* DOCUMENT:
● ● ● ●
Les druidisants sont extrêmement associés à la Bretagne, elle-même associée à la Grande Bretagne et à l'Irlande, et de fil en aiguille au monde anglo-saxon. Ce monde lui-même, comporte donc des tentatives de reconstructionnisme païen. Mais nous devons surtout à Astérix le Gaulois, ainsi qu'à l'activisme culturel breton, toute l'imagerie celtique, entre Alan Stivell, Tri Yann, Manau et Matmatah. Reste qu'anciennement, les impériaux romains n'ont jamais colonisé l'Irlande ni l'Écosse, et que la tradition se serait continuée dans ces régions d'Europe dès les premiers siècles de l'ère chrétienne, avec le légendaire barde Taliesin suivi des triades bardiques faisant, en fait, référence à un fond commun indo-européen peu différencié et rejoignant même les Védas indiens (le chiffre trois, la prégnance de l'idée de trinité, que l'on retrouve évidemment dans le christianisme).
C'est donc le christianisme irlandais qui s'est chargé de l'Ancienne Celtitude locale, par exemple dans le Lebor na hUindre, relatant l'histoire mythique des anciens dieux, Tuatha dé Danann, les tribus de la déesse Danu. Mais ce texte et ceux qui l'accompagnent, datent déjà du XIIème siècle, c'est-à-dire à une période même ultérieure aux Vikings. On peut certes y fleurer un parfum d'Ancien Europe celtique, et cela sert beaucoup la recherche pour interpréter les divinités celtiques dégottées çà et là partout en Europe archéologique. Il en va de même des branches galloises, rédigées à la même époque que la fameuse matière de Bretagne, notamment les légendes autour du roi Arthur – Arthur, qui aurait vécu à la charnière de l'empire romain et de l'âge féodal, comme on voit cela mis en scène dans la sixième saison de Kaamelott, d'Alexandre Astier.
Des Complications d'influence
En fait, tout ce druidisme paradoxalement chrétien est l'équivalent, si vous voulez, des substrats païens d'Amérique Latine anciennement inca, maya, aztèque, etc. : en Amérique Latine, mélangé au christianisme, on retrouve tout un folklore magique hérité, reconstruit et cultivé, des anciennes civilisations précolombiennes. Nous pouvons dire que c'est exactement la même chose au Moyen-Âge, avec ce christianisme celtique ou ce celtisme chrétien.
Dès lors, il n'est pas étonnant qu'aujourd'hui un ordre druidique tel que la Manred, assume sa chrétienté essentielle. La vérité, c'est que l'esprit chrétien – et plus généralement unithéiste : judéo-chrétien et musulman – a tout imprégné depuis. On le sent dans les triades bardiques déjà citées : il est question d'un Dieu unique, même trinitaire. Les musulmans peuvent s'y opposer – à cette trinité, – qu'ils retrouvent pourtant cela d'une manière ou d'une autre.
● ● ● ●
Entrées d'un jeu de données:
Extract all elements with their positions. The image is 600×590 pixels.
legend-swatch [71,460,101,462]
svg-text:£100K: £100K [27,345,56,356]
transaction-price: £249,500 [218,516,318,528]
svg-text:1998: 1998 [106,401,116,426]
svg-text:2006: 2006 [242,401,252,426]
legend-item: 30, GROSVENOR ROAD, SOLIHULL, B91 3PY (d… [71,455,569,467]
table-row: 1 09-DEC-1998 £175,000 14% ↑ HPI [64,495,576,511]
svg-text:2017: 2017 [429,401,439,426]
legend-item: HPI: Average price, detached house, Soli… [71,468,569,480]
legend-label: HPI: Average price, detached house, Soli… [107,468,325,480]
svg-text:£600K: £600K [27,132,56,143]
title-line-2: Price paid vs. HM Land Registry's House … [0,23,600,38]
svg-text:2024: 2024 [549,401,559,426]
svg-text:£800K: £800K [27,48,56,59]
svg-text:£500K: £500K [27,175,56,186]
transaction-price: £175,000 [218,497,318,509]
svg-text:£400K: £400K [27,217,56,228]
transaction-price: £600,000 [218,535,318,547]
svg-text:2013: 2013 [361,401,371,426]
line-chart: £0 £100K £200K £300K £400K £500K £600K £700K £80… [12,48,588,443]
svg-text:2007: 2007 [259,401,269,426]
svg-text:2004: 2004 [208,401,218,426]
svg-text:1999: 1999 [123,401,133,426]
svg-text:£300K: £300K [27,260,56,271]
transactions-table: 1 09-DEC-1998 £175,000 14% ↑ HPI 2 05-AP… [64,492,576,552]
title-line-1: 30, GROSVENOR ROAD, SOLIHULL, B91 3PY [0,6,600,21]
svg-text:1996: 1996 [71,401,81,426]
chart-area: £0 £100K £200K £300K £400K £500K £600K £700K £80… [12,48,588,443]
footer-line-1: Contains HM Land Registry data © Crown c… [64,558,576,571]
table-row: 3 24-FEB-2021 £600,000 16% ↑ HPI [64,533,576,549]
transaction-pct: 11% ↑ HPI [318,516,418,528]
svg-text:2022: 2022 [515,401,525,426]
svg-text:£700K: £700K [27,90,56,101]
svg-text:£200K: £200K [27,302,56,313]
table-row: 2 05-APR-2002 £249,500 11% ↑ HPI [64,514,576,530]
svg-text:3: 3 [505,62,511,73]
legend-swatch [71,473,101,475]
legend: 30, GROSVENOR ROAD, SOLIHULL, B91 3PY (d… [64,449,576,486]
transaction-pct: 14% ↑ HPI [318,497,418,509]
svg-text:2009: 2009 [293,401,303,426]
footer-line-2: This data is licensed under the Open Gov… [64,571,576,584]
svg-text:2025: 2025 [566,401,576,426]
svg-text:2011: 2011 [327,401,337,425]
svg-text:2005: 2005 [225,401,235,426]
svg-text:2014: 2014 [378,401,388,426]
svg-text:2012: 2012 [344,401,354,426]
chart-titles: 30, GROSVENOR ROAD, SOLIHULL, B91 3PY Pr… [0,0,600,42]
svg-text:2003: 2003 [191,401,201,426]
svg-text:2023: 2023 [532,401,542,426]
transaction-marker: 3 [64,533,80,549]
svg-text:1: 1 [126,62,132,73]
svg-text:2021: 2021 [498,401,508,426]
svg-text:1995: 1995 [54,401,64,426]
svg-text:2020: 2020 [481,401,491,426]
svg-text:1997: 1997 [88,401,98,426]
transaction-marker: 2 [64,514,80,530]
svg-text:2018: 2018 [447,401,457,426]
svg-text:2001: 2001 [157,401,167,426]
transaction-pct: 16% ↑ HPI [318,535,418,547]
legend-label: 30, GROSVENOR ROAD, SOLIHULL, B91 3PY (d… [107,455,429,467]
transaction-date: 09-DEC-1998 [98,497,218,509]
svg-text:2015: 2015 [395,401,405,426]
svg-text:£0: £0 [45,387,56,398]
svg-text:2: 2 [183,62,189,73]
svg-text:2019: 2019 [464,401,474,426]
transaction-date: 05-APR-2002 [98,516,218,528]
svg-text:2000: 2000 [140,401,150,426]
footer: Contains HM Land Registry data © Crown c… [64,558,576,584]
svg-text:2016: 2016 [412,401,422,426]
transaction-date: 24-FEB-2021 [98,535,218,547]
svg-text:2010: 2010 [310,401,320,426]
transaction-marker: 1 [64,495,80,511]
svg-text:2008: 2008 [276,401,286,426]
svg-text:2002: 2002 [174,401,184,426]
● ● ● ●
* CONSIGNES À SUIVRE:
A. Traduisez en anglais cette phrase du texte sur le druidisme : « Nous pouvons dire que c'est exactement la même chose au Moyen-Âge, avec ce christianisme celtique ou ce celtisme chrétien. »
B. Donnez le passage du texte sur le druidisme qui commence par « Des Complications d'influence » et se poursuit jusqu'à « ce celtisme chrétien. ».

* RÉPONSES DANS L'ORDRE:
A. We can say that it is exactly the same thing in the Middle Ages, with this Celtic Christianity or this Christian Celticism.

B.
Des Complications d'influence
En fait, tout ce druidisme paradoxalement chrétien est l'équivalent, si vous voulez, des substrats païens d'Amérique Latine anciennement inca, maya, aztèque, etc. : en Amérique Latine, mélangé au christianisme, on retrouve tout un folklore magique hérité, reconstruit et cultivé, des anciennes civilisations précolombiennes. Nous pouvons dire que c'est exactement la même chose au Moyen-Âge, avec ce christianisme celtique ou ce celtisme chrétien.